▶ **GOAL**: Your answer should be a single number: the count of lines that include "Poljska".

>>

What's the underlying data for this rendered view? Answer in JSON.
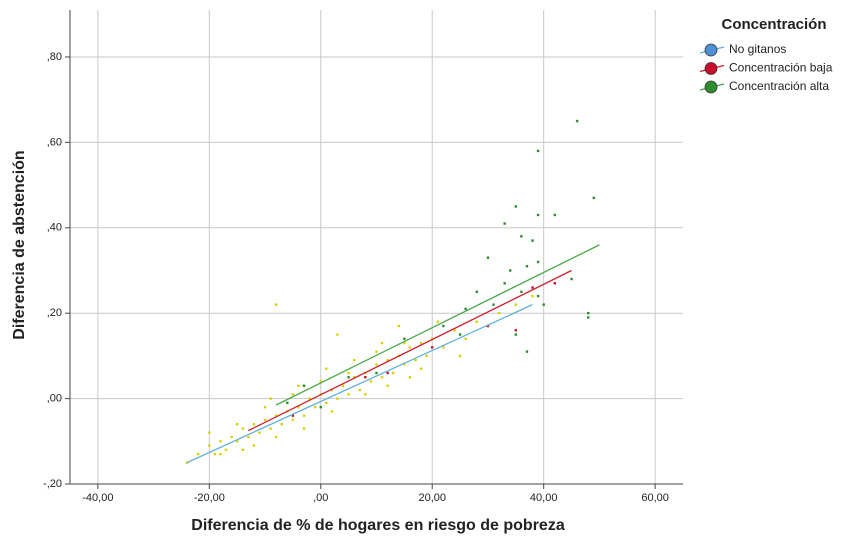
{
  "chart_data": {
    "type": "scatter",
    "x_label": "Diferencia de % de hogares en riesgo de pobreza",
    "y_label": "Diferencia de abstención",
    "legend_title": "Concentración",
    "legend": "right",
    "grid": true,
    "xlim": [
      -45,
      65
    ],
    "ylim": [
      -0.2,
      0.91
    ],
    "xticks": [
      {
        "value": -40,
        "label": "-40,00"
      },
      {
        "value": -20,
        "label": "-20,00"
      },
      {
        "value": 0,
        "label": ",00"
      },
      {
        "value": 20,
        "label": "20,00"
      },
      {
        "value": 40,
        "label": "40,00"
      },
      {
        "value": 60,
        "label": "60,00"
      }
    ],
    "yticks": [
      {
        "value": -0.2,
        "label": "-,20"
      },
      {
        "value": 0,
        "label": ",00"
      },
      {
        "value": 0.2,
        "label": ",20"
      },
      {
        "value": 0.4,
        "label": ",40"
      },
      {
        "value": 0.6,
        "label": ",60"
      },
      {
        "value": 0.8,
        "label": ",80"
      }
    ],
    "series": [
      {
        "name": "No gitanos",
        "color": "#4f8fd6",
        "point_color": "#d8d200",
        "line_color": "#62b0dc",
        "x": [
          -24,
          -22,
          -20,
          -19,
          -18,
          -17,
          -16,
          -15,
          -14,
          -13,
          -12,
          -11,
          -10,
          -9,
          -8,
          -7,
          -6,
          -5,
          -4,
          -3,
          -2,
          -1,
          0,
          1,
          2,
          3,
          4,
          5,
          6,
          7,
          8,
          9,
          10,
          11,
          12,
          13,
          14,
          15,
          16,
          17,
          18,
          19,
          20,
          22,
          24,
          26,
          28,
          30,
          32,
          35,
          38,
          -20,
          -18,
          -15,
          -12,
          -10,
          -8,
          -5,
          -3,
          0,
          2,
          5,
          8,
          10,
          12,
          15,
          18,
          -14,
          -9,
          -4,
          1,
          6,
          11,
          16,
          21,
          -8,
          3,
          14,
          25
        ],
        "y": [
          -0.15,
          -0.13,
          -0.11,
          -0.13,
          -0.1,
          -0.12,
          -0.09,
          -0.1,
          -0.07,
          -0.09,
          -0.06,
          -0.08,
          -0.05,
          -0.07,
          -0.04,
          -0.06,
          -0.03,
          -0.05,
          -0.02,
          -0.04,
          0.0,
          -0.02,
          0.01,
          -0.01,
          0.02,
          0.0,
          0.03,
          0.01,
          0.05,
          0.02,
          0.06,
          0.04,
          0.08,
          0.05,
          0.09,
          0.06,
          0.1,
          0.08,
          0.12,
          0.09,
          0.13,
          0.1,
          0.14,
          0.12,
          0.16,
          0.14,
          0.18,
          0.17,
          0.2,
          0.22,
          0.24,
          -0.08,
          -0.13,
          -0.06,
          -0.11,
          -0.02,
          -0.09,
          0.01,
          -0.07,
          0.04,
          -0.03,
          0.06,
          0.01,
          0.11,
          0.03,
          0.13,
          0.07,
          -0.12,
          0.0,
          0.03,
          0.07,
          0.09,
          0.13,
          0.05,
          0.18,
          0.22,
          0.15,
          0.17,
          0.1
        ],
        "fit_x": [
          -24,
          38
        ],
        "fit_y": [
          -0.15,
          0.22
        ]
      },
      {
        "name": "Concentración baja",
        "color": "#c8102e",
        "point_color": "#c8102e",
        "line_color": "#d0202e",
        "x": [
          20,
          30,
          38,
          12,
          -5,
          42,
          35,
          8
        ],
        "y": [
          0.12,
          0.17,
          0.26,
          0.06,
          -0.04,
          0.27,
          0.16,
          0.05
        ],
        "fit_x": [
          -13,
          45
        ],
        "fit_y": [
          -0.075,
          0.3
        ]
      },
      {
        "name": "Concentración alta",
        "color": "#2e8b2e",
        "point_color": "#2e8b2e",
        "line_color": "#4aa84a",
        "x": [
          46,
          39,
          49,
          35,
          39,
          42,
          33,
          36,
          38,
          30,
          34,
          37,
          39,
          45,
          33,
          36,
          28,
          39,
          26,
          40,
          48,
          48,
          35,
          37,
          22,
          15,
          10,
          5,
          -6,
          -3,
          0,
          25,
          31
        ],
        "y": [
          0.65,
          0.58,
          0.47,
          0.45,
          0.43,
          0.43,
          0.41,
          0.38,
          0.37,
          0.33,
          0.3,
          0.31,
          0.32,
          0.28,
          0.27,
          0.25,
          0.25,
          0.24,
          0.21,
          0.22,
          0.2,
          0.19,
          0.15,
          0.11,
          0.17,
          0.14,
          0.06,
          0.05,
          -0.01,
          0.03,
          -0.02,
          0.15,
          0.22
        ],
        "fit_x": [
          -8,
          50
        ],
        "fit_y": [
          -0.015,
          0.36
        ]
      }
    ]
  }
}
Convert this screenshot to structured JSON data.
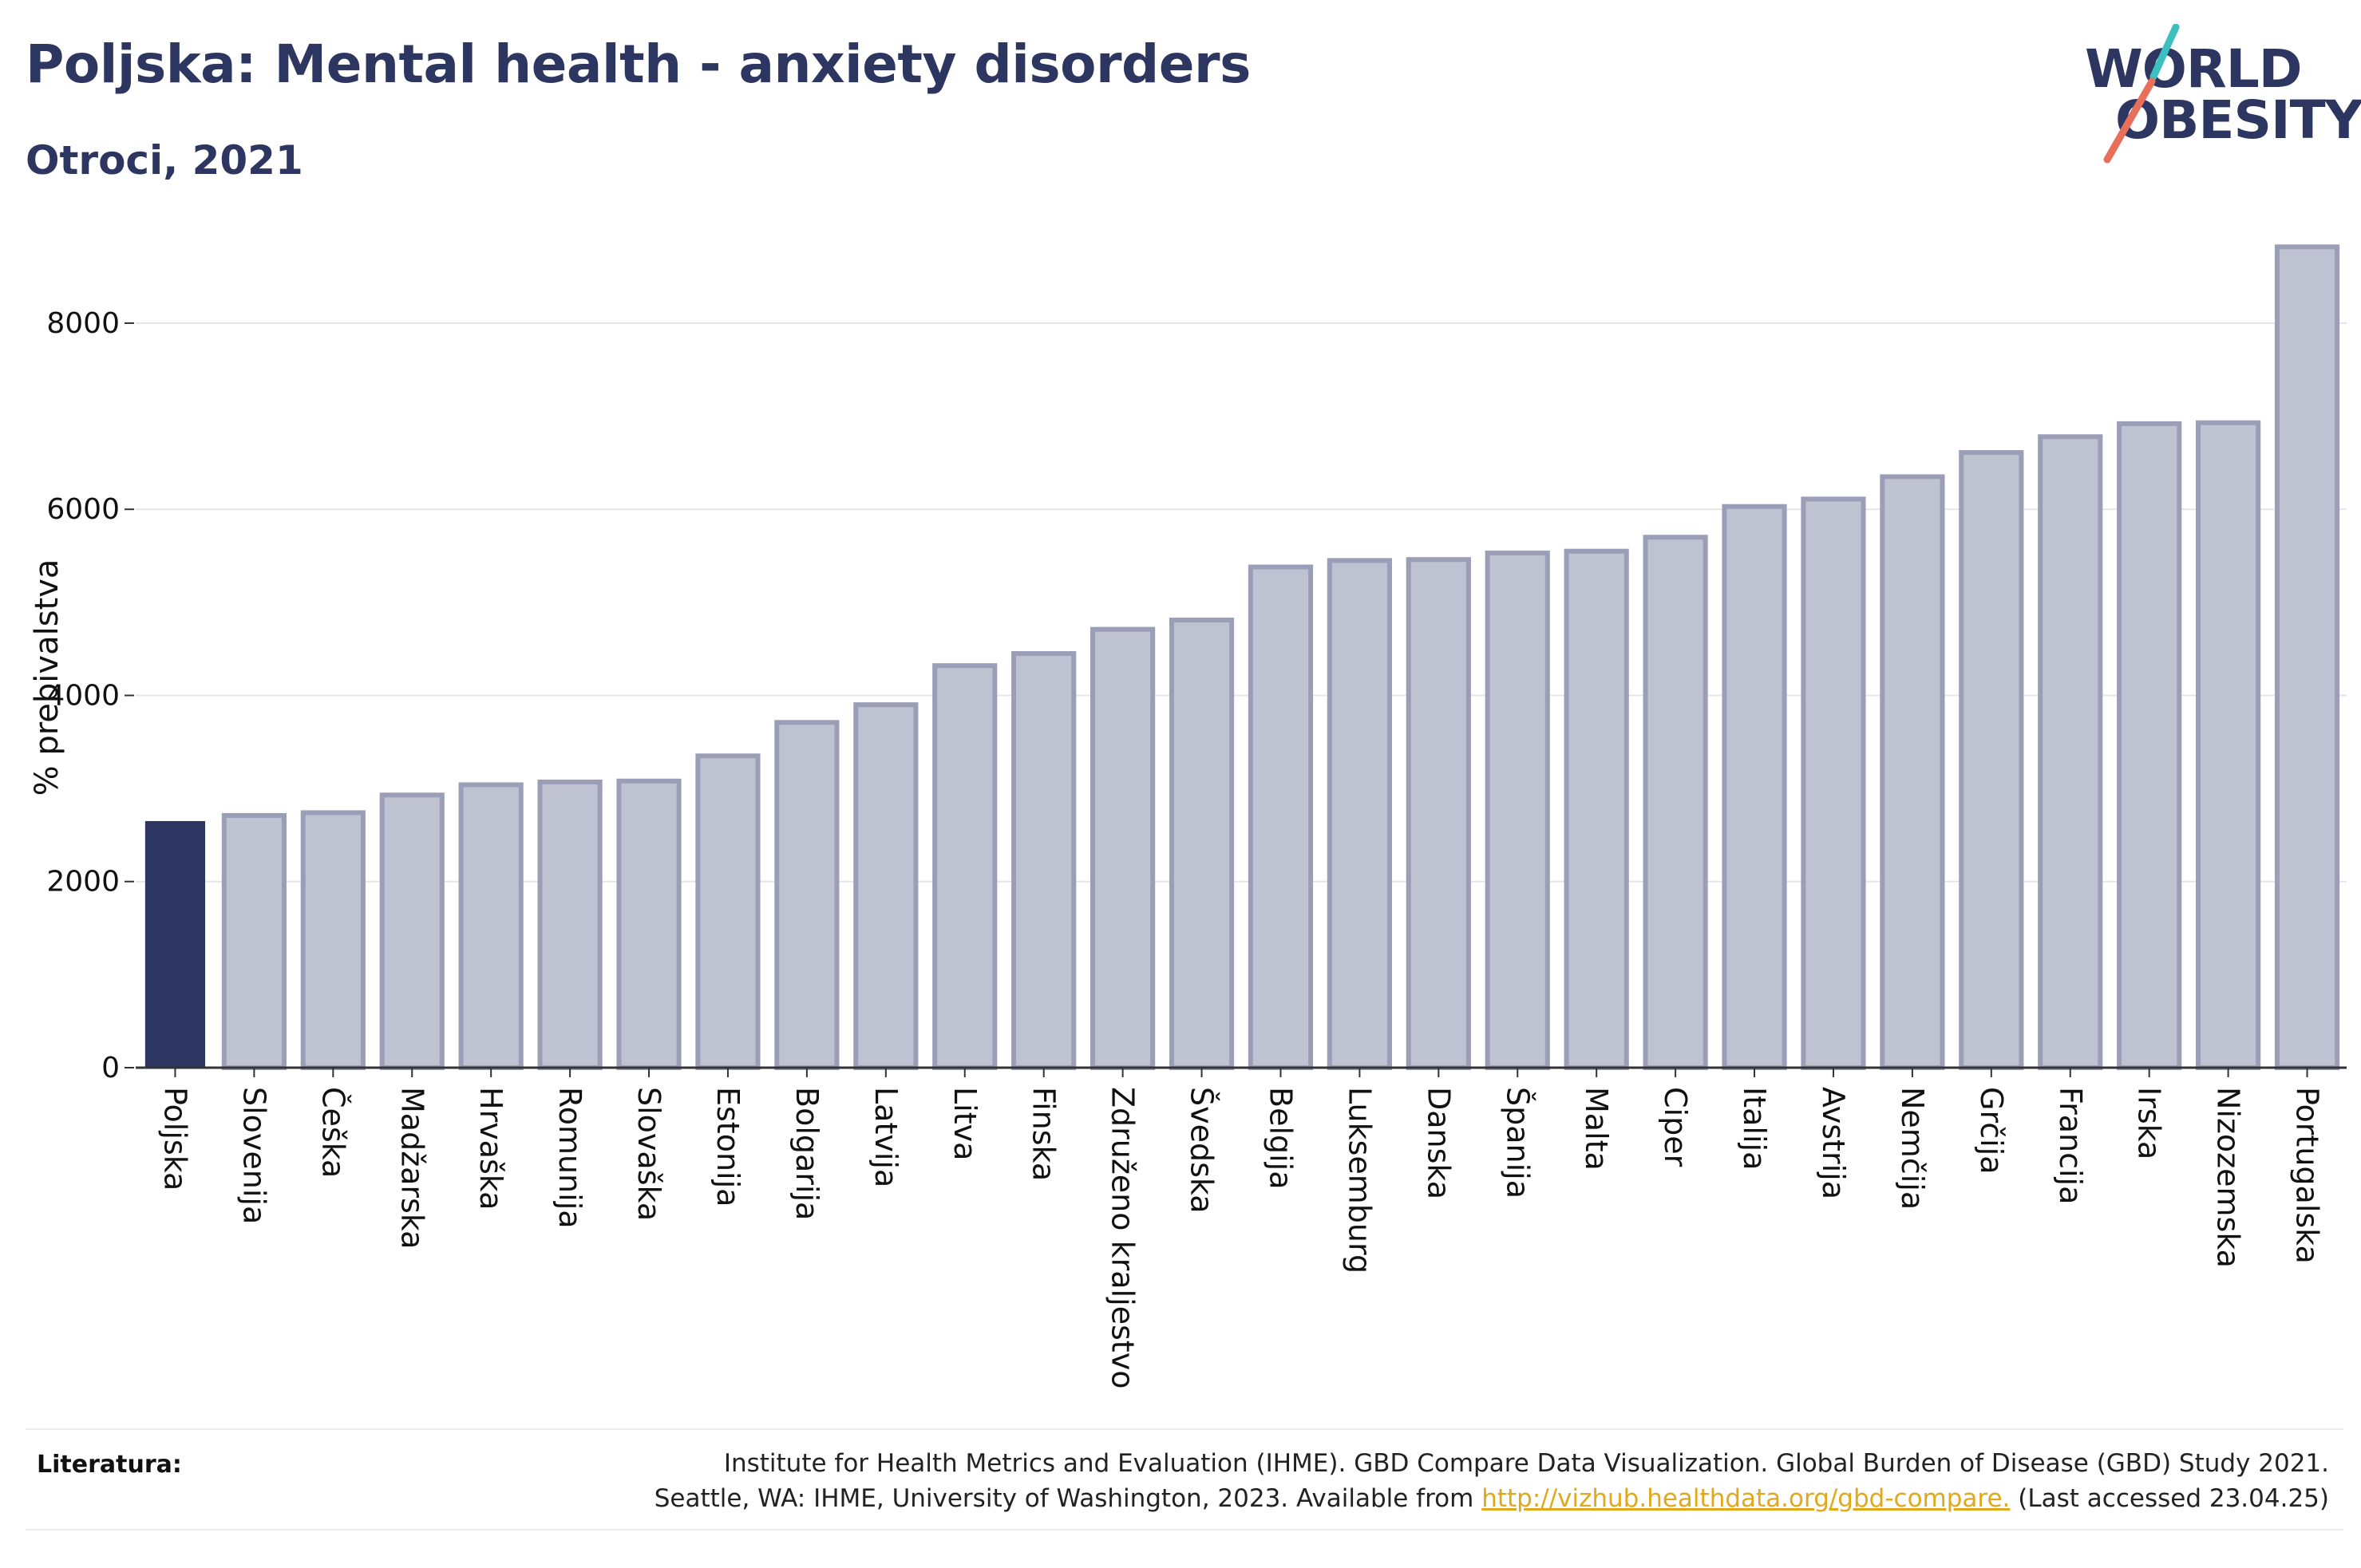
{
  "header": {
    "title": "Poljska: Mental health - anxiety disorders",
    "subtitle": "Otroci, 2021"
  },
  "logo": {
    "line1": "WORLD",
    "line2": "OBESITY"
  },
  "colors": {
    "highlight": "#2d3660",
    "bar_fill": "#bfc2d0",
    "bar_stroke": "#9a9fb7",
    "accent_teal": "#3bbfbf",
    "accent_red": "#e8705a"
  },
  "chart_data": {
    "type": "bar",
    "ylabel": "% prebivalstva",
    "ylim": [
      0,
      8900
    ],
    "yticks": [
      0,
      2000,
      4000,
      6000,
      8000
    ],
    "grid": true,
    "highlight_category": "Poljska",
    "categories": [
      "Poljska",
      "Slovenija",
      "Češka",
      "Madžarska",
      "Hrvaška",
      "Romunija",
      "Slovaška",
      "Estonija",
      "Bolgarija",
      "Latvija",
      "Litva",
      "Finska",
      "Združeno kraljestvo",
      "Švedska",
      "Belgija",
      "Luksemburg",
      "Danska",
      "Španija",
      "Malta",
      "Ciper",
      "Italija",
      "Avstrija",
      "Nemčija",
      "Grčija",
      "Francija",
      "Irska",
      "Nizozemska",
      "Portugalska"
    ],
    "values": [
      2650,
      2710,
      2740,
      2930,
      3040,
      3070,
      3080,
      3350,
      3710,
      3900,
      4320,
      4450,
      4710,
      4810,
      5380,
      5450,
      5460,
      5530,
      5550,
      5700,
      6030,
      6110,
      6350,
      6610,
      6780,
      6920,
      6930,
      8820
    ]
  },
  "footer": {
    "label": "Literatura:",
    "line1": "Institute for Health Metrics and Evaluation (IHME). GBD Compare Data Visualization. Global Burden of Disease (GBD) Study 2021.",
    "line2_prefix": "Seattle, WA: IHME, University of Washington, 2023. Available from ",
    "link": "http://vizhub.healthdata.org/gbd-compare.",
    "line2_suffix": " (Last accessed 23.04.25)"
  }
}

<<

▶ **ANSWER TO THIS TASK**: 3